Below is a listing; write it out exactly and drop any images from it.

Material shown:
---

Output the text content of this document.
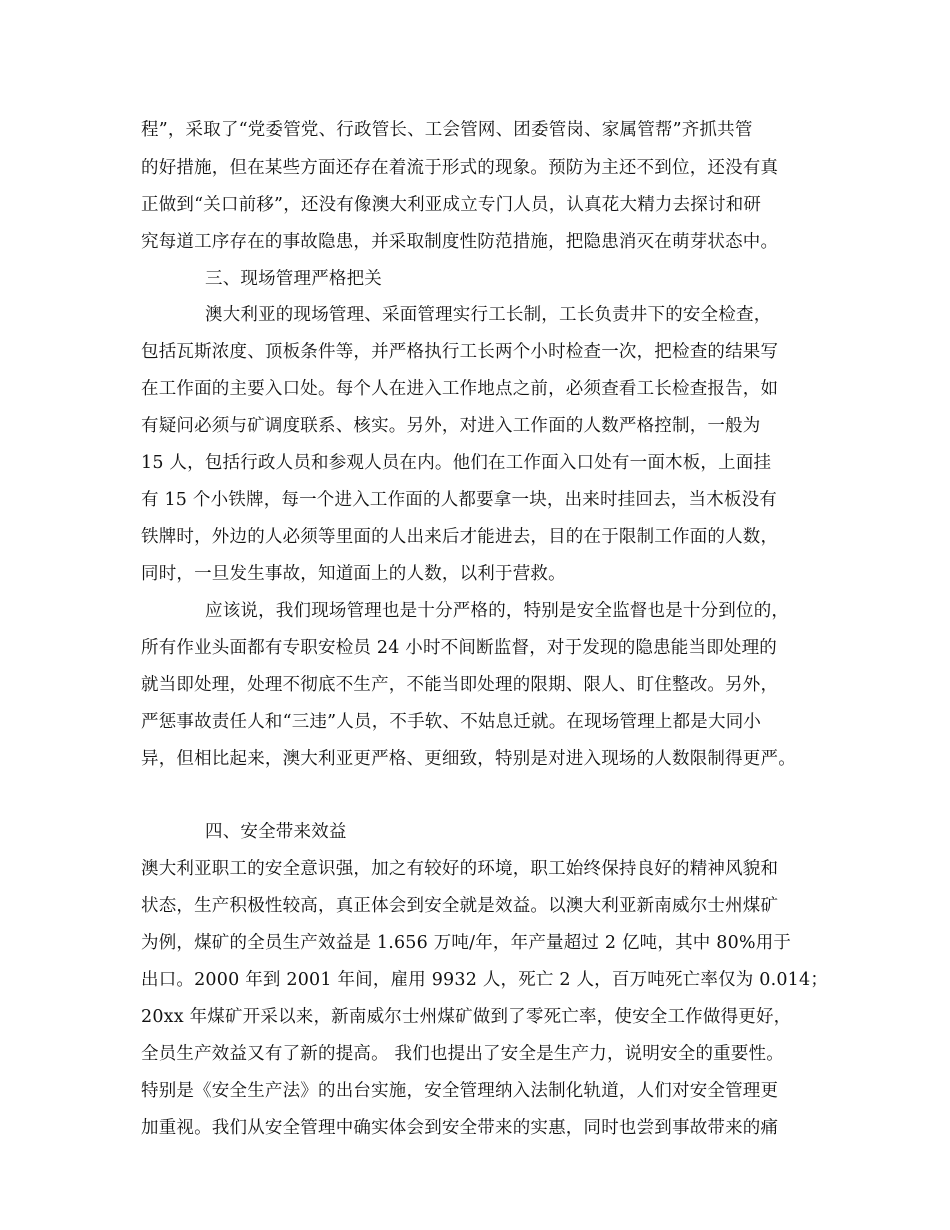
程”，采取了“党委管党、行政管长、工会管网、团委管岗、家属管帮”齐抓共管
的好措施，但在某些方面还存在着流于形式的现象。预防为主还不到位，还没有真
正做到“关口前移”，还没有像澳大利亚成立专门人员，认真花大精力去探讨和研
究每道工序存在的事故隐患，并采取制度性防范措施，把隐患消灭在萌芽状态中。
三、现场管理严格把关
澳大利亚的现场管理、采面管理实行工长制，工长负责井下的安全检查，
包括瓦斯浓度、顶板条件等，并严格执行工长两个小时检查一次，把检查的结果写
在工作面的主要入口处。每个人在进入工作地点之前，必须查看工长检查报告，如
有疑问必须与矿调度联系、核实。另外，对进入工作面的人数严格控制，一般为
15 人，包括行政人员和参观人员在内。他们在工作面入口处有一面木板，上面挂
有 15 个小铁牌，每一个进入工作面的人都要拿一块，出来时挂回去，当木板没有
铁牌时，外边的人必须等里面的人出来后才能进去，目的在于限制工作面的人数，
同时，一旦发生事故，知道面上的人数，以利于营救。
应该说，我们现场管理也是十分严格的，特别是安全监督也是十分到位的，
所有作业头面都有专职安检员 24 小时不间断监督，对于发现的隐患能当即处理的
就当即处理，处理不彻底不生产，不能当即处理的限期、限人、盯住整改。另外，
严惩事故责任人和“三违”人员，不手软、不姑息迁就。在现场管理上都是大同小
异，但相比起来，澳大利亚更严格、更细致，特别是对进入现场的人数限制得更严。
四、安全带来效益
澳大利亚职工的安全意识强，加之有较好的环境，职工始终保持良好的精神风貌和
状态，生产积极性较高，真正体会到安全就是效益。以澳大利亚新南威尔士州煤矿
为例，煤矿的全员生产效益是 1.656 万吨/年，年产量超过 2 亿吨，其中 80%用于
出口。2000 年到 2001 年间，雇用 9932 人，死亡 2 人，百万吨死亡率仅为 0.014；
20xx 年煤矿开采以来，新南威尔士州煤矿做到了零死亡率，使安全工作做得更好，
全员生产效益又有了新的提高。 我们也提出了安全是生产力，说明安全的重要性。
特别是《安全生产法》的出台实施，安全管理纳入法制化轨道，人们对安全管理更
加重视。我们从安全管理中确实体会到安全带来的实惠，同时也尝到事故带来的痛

---

Solution for this problem:
Output the text content of this document.
程”，采取了“党委管党、行政管长、工会管网、团委管岗、家属管帮”齐抓共管
的好措施，但在某些方面还存在着流于形式的现象。预防为主还不到位，还没有真
正做到“关口前移”，还没有像澳大利亚成立专门人员，认真花大精力去探讨和研
究每道工序存在的事故隐患，并采取制度性防范措施，把隐患消灭在萌芽状态中。
三、现场管理严格把关
澳大利亚的现场管理、采面管理实行工长制，工长负责井下的安全检查，
包括瓦斯浓度、顶板条件等，并严格执行工长两个小时检查一次，把检查的结果写
在工作面的主要入口处。每个人在进入工作地点之前，必须查看工长检查报告，如
有疑问必须与矿调度联系、核实。另外，对进入工作面的人数严格控制，一般为
15 人，包括行政人员和参观人员在内。他们在工作面入口处有一面木板，上面挂
有 15 个小铁牌，每一个进入工作面的人都要拿一块，出来时挂回去，当木板没有
铁牌时，外边的人必须等里面的人出来后才能进去，目的在于限制工作面的人数，
同时，一旦发生事故，知道面上的人数，以利于营救。
应该说，我们现场管理也是十分严格的，特别是安全监督也是十分到位的，
所有作业头面都有专职安检员 24 小时不间断监督，对于发现的隐患能当即处理的
就当即处理，处理不彻底不生产，不能当即处理的限期、限人、盯住整改。另外，
严惩事故责任人和“三违”人员，不手软、不姑息迁就。在现场管理上都是大同小
异，但相比起来，澳大利亚更严格、更细致，特别是对进入现场的人数限制得更严。
四、安全带来效益
澳大利亚职工的安全意识强，加之有较好的环境，职工始终保持良好的精神风貌和
状态，生产积极性较高，真正体会到安全就是效益。以澳大利亚新南威尔士州煤矿
为例，煤矿的全员生产效益是 1.656 万吨/年，年产量超过 2 亿吨，其中 80%用于
出口。2000 年到 2001 年间，雇用 9932 人，死亡 2 人，百万吨死亡率仅为 0.014；
20xx 年煤矿开采以来，新南威尔士州煤矿做到了零死亡率，使安全工作做得更好，
全员生产效益又有了新的提高。 我们也提出了安全是生产力，说明安全的重要性。
特别是《安全生产法》的出台实施，安全管理纳入法制化轨道，人们对安全管理更
加重视。我们从安全管理中确实体会到安全带来的实惠，同时也尝到事故带来的痛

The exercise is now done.